**TASK OBJECTIVE**
Each line in the entries below that holds the string "index" is to be listed.
***** DATA SUPPLIED *****
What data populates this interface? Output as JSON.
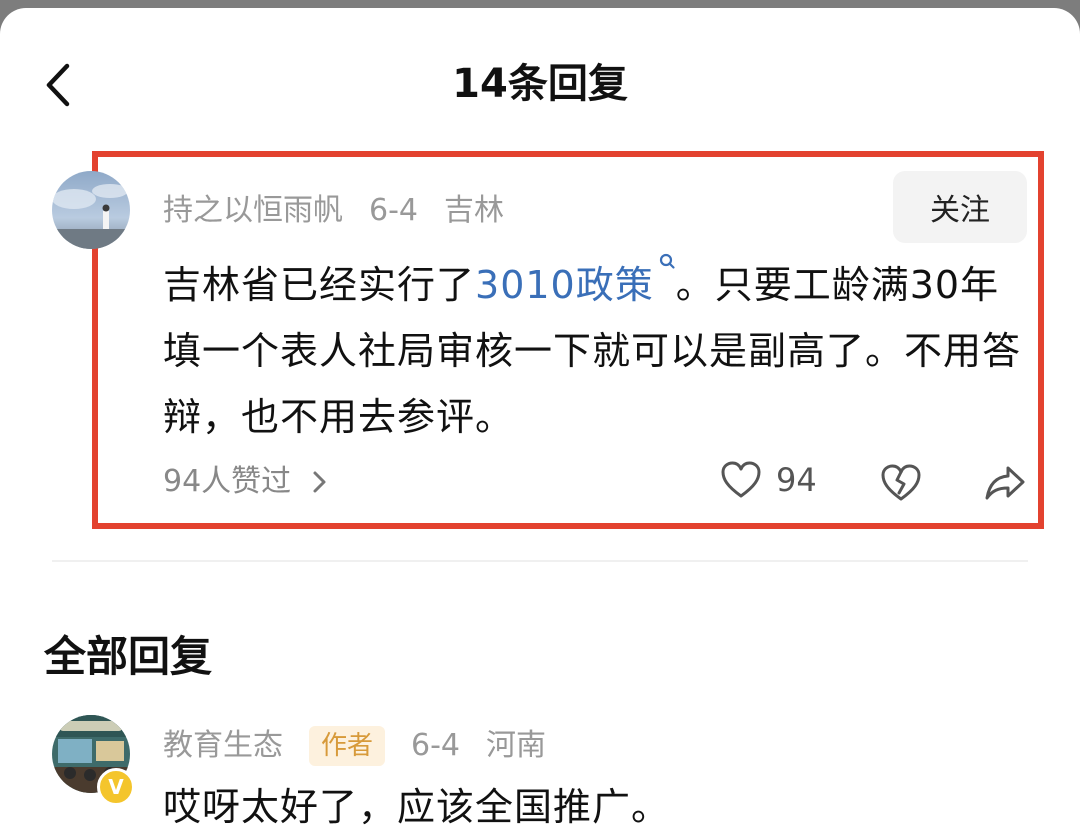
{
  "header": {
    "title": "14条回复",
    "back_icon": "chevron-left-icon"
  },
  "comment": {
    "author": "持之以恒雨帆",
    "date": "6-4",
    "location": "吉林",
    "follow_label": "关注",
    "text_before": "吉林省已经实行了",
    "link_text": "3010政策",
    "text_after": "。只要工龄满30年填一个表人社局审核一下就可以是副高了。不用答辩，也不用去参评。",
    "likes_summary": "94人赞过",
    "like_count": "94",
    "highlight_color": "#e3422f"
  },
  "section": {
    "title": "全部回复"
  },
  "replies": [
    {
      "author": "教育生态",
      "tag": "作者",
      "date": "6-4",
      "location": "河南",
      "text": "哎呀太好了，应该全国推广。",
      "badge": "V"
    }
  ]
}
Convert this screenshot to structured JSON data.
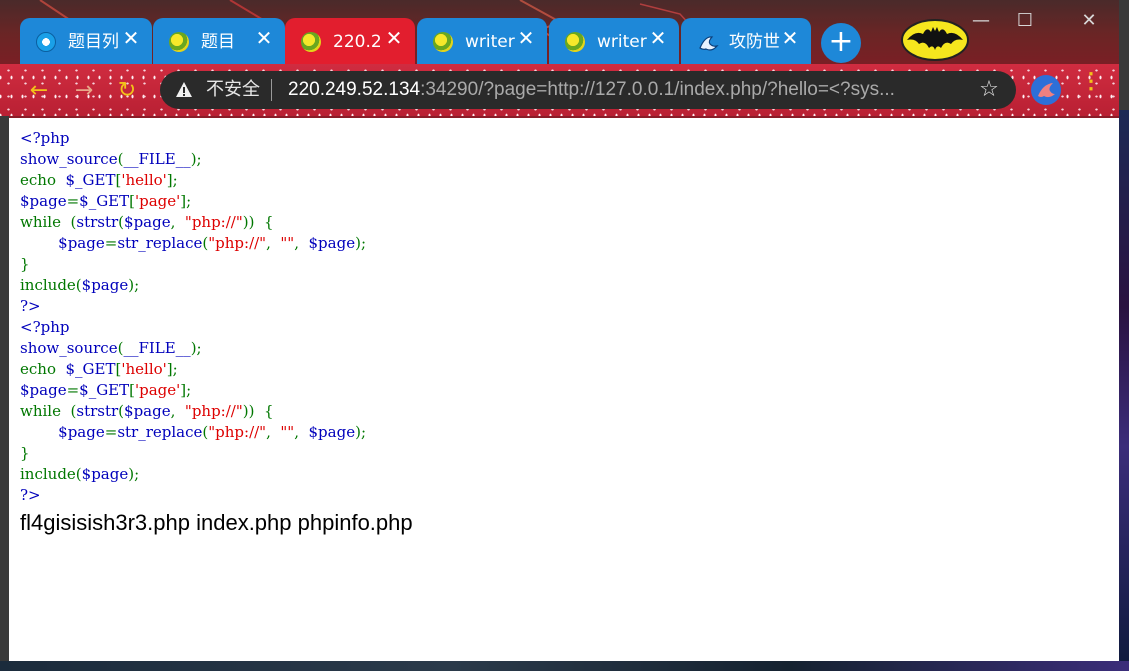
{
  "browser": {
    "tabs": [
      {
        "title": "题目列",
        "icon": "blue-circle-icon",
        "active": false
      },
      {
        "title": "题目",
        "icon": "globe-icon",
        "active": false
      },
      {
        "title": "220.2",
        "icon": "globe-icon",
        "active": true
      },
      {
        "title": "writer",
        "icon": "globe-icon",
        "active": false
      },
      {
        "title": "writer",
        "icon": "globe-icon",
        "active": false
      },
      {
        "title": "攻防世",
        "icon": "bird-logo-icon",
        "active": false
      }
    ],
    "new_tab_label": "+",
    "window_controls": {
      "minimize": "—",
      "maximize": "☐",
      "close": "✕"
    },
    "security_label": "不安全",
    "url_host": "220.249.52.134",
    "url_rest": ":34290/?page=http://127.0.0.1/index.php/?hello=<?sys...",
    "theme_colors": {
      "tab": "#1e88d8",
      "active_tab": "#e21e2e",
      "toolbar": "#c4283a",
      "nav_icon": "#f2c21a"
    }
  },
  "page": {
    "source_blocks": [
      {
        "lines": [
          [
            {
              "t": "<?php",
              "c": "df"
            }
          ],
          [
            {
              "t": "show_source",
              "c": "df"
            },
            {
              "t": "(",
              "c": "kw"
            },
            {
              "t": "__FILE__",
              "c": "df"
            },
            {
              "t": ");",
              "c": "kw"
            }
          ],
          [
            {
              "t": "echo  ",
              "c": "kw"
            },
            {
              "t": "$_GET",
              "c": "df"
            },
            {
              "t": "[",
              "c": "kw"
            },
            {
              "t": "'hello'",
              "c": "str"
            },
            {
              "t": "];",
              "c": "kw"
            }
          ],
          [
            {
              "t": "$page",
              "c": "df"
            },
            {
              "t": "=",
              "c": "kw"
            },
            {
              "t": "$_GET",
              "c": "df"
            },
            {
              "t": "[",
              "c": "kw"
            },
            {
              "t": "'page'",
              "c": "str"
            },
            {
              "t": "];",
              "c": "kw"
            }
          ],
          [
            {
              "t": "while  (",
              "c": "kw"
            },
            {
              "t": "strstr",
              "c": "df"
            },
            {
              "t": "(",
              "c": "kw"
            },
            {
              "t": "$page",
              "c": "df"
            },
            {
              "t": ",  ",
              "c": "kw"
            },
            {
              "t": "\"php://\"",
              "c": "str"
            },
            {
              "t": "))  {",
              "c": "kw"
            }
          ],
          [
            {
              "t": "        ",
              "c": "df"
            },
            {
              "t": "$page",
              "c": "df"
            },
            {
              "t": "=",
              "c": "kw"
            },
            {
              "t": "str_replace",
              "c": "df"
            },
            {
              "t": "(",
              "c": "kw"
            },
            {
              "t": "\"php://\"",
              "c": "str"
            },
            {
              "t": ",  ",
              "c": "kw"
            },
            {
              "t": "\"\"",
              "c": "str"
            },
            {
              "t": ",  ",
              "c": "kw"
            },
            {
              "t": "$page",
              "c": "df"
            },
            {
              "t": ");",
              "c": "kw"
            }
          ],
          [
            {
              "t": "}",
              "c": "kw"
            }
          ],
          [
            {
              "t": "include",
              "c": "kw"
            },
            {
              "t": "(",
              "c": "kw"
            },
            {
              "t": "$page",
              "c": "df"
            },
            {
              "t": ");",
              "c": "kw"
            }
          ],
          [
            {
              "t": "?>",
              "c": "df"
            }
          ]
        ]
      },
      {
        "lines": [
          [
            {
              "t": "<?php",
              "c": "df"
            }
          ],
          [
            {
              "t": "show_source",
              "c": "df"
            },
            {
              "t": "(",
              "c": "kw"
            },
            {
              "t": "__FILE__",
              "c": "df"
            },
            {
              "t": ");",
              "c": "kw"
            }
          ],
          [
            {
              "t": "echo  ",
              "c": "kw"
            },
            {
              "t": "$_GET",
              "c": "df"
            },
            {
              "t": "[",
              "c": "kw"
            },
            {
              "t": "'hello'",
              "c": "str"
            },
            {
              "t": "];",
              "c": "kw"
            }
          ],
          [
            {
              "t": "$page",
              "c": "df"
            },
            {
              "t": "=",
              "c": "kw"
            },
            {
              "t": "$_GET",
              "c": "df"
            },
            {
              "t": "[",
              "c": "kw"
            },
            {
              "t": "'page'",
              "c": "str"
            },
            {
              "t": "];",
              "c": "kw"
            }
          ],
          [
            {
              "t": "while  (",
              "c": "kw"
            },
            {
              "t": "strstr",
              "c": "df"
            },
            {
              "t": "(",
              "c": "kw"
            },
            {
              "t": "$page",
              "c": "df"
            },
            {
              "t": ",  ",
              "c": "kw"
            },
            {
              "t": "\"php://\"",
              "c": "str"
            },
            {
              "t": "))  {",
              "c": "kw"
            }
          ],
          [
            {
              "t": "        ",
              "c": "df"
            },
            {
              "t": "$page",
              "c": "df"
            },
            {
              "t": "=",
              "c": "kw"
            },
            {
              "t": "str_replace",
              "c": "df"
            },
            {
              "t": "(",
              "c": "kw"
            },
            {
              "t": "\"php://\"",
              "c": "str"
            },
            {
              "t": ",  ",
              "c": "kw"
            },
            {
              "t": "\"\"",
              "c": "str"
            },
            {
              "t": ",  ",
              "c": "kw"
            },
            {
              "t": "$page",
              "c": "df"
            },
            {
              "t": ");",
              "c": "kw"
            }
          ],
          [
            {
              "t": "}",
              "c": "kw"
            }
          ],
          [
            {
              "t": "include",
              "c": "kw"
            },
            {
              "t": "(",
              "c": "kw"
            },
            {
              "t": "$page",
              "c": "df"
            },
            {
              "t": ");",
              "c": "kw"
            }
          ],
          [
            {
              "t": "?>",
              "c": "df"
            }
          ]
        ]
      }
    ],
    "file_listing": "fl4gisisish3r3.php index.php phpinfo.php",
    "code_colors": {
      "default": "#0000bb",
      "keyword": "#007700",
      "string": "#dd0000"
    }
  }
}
*****
**TASK ANSWER**
    "url_rest": ":34290/?page=http://127.0.0.1/index.php/?hello=<?sys...",
    "file_listing": "fl4gisisish3r3.php index.php phpinfo.php",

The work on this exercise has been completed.